◆ Stated task ◆
Go through the records line by line and work out how many lines hold the word "Academic". Answer with the number only.

"""

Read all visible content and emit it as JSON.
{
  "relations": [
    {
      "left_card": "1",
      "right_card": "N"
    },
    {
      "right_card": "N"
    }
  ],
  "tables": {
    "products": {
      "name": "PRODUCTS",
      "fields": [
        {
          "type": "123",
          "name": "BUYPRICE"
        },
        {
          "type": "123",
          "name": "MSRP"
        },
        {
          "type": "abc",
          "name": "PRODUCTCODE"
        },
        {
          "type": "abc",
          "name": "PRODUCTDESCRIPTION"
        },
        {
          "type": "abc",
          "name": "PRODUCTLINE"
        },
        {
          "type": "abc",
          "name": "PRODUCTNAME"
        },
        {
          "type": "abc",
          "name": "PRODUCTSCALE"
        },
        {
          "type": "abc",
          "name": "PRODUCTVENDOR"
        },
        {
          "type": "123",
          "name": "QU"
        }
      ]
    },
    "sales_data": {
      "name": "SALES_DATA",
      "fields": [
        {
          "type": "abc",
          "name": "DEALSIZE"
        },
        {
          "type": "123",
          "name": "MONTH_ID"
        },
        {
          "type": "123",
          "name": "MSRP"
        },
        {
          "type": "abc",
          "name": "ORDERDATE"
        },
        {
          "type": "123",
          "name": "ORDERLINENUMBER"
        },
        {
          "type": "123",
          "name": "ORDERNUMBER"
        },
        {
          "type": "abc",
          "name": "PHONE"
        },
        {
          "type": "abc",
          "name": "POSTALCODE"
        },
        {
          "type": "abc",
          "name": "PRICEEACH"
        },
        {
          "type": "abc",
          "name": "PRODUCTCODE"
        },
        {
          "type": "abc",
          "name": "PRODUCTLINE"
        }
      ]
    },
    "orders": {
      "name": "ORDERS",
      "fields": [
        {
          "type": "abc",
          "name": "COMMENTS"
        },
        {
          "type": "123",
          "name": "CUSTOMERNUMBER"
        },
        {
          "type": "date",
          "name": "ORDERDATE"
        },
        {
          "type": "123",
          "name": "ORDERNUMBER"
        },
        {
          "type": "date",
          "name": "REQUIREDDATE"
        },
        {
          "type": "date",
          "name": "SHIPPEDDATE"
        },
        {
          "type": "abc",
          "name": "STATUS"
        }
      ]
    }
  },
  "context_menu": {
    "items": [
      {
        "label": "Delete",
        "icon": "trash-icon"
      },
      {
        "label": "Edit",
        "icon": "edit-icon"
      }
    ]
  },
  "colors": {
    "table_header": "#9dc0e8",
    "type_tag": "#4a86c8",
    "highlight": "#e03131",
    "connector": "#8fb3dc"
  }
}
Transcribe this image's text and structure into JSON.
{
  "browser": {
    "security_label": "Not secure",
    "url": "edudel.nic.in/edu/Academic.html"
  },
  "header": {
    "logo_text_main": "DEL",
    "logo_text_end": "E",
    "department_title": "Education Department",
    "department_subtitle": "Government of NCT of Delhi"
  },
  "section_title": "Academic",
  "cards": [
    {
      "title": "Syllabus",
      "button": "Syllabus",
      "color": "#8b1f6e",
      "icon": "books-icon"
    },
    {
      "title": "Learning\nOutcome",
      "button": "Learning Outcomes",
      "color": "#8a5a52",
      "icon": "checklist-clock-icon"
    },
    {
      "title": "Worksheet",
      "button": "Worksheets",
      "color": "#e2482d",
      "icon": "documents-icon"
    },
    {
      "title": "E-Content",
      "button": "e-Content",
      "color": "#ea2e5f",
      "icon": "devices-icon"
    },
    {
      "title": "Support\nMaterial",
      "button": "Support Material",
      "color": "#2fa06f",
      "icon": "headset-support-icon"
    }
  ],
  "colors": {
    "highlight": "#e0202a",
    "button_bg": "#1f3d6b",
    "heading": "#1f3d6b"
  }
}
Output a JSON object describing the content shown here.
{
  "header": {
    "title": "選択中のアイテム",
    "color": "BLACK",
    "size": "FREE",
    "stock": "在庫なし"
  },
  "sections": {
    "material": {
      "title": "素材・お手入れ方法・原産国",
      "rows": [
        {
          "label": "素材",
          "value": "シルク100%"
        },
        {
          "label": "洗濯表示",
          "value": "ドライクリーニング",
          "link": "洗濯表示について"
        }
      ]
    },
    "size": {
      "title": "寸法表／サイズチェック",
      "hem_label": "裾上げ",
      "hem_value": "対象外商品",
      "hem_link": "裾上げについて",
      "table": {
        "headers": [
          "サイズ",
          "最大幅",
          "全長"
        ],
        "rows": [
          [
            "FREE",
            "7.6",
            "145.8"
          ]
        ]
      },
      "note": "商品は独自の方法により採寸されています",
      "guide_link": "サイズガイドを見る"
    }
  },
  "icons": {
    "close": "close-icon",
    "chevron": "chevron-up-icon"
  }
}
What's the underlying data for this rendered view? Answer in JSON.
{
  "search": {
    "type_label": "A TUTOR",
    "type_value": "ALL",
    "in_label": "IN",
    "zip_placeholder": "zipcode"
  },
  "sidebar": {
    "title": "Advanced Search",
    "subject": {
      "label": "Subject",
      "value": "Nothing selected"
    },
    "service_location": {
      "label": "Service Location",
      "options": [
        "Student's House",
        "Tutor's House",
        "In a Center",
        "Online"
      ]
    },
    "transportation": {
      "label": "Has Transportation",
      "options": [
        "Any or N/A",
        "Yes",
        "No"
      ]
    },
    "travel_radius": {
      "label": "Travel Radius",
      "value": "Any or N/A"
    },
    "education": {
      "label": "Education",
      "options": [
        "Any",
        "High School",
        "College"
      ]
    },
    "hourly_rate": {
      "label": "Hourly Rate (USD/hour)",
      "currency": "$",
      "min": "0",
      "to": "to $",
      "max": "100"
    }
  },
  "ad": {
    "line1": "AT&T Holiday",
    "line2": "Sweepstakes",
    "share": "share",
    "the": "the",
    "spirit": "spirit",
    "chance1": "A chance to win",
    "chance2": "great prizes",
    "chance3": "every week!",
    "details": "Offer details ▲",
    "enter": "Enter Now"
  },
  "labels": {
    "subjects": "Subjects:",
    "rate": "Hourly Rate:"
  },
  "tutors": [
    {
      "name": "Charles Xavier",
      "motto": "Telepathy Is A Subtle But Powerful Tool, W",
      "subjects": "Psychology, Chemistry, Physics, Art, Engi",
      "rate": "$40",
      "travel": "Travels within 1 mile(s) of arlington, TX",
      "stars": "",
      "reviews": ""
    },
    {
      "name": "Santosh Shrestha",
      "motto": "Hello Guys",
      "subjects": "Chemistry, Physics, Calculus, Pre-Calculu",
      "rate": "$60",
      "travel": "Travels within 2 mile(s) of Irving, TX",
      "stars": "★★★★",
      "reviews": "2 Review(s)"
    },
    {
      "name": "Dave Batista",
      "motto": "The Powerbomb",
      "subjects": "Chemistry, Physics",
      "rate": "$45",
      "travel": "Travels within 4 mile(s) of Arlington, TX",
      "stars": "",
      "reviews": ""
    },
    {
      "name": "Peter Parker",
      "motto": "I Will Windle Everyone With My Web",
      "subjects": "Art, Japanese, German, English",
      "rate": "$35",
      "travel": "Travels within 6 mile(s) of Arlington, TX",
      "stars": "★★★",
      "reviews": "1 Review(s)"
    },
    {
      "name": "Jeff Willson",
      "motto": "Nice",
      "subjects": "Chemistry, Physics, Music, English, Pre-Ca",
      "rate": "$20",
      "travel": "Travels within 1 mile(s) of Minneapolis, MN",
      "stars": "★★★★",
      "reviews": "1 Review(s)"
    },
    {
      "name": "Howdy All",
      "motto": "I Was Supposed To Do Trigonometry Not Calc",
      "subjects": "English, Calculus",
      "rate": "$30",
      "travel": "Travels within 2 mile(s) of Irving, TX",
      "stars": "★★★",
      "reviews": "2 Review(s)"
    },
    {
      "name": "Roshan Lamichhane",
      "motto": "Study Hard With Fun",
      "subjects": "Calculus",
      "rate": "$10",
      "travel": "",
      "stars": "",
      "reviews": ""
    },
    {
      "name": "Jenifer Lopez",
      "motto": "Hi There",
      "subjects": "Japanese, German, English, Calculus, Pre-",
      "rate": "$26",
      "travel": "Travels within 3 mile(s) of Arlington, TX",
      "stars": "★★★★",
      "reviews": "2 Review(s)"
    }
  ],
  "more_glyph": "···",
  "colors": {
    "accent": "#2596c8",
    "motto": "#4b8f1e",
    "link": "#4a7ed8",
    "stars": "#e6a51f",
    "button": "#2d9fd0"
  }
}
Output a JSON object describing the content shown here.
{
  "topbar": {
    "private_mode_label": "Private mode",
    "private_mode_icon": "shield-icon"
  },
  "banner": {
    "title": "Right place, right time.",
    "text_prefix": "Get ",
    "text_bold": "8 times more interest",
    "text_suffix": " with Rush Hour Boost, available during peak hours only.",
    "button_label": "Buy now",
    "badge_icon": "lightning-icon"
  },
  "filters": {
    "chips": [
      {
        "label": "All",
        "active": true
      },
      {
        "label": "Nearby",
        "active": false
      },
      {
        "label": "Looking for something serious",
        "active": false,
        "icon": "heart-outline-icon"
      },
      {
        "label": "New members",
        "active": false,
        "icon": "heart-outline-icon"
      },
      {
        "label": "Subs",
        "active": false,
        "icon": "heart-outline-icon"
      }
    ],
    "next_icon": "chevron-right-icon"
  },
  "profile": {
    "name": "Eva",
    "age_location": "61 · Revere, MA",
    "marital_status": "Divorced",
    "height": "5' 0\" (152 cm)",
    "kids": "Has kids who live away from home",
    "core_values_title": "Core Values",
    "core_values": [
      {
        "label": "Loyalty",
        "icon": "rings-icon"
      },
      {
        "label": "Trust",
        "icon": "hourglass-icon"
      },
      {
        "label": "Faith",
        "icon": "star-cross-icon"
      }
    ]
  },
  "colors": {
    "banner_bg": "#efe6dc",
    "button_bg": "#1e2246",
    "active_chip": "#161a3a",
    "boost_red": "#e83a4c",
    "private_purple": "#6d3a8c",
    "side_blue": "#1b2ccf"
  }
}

"""

◆ Exercise output ◆
2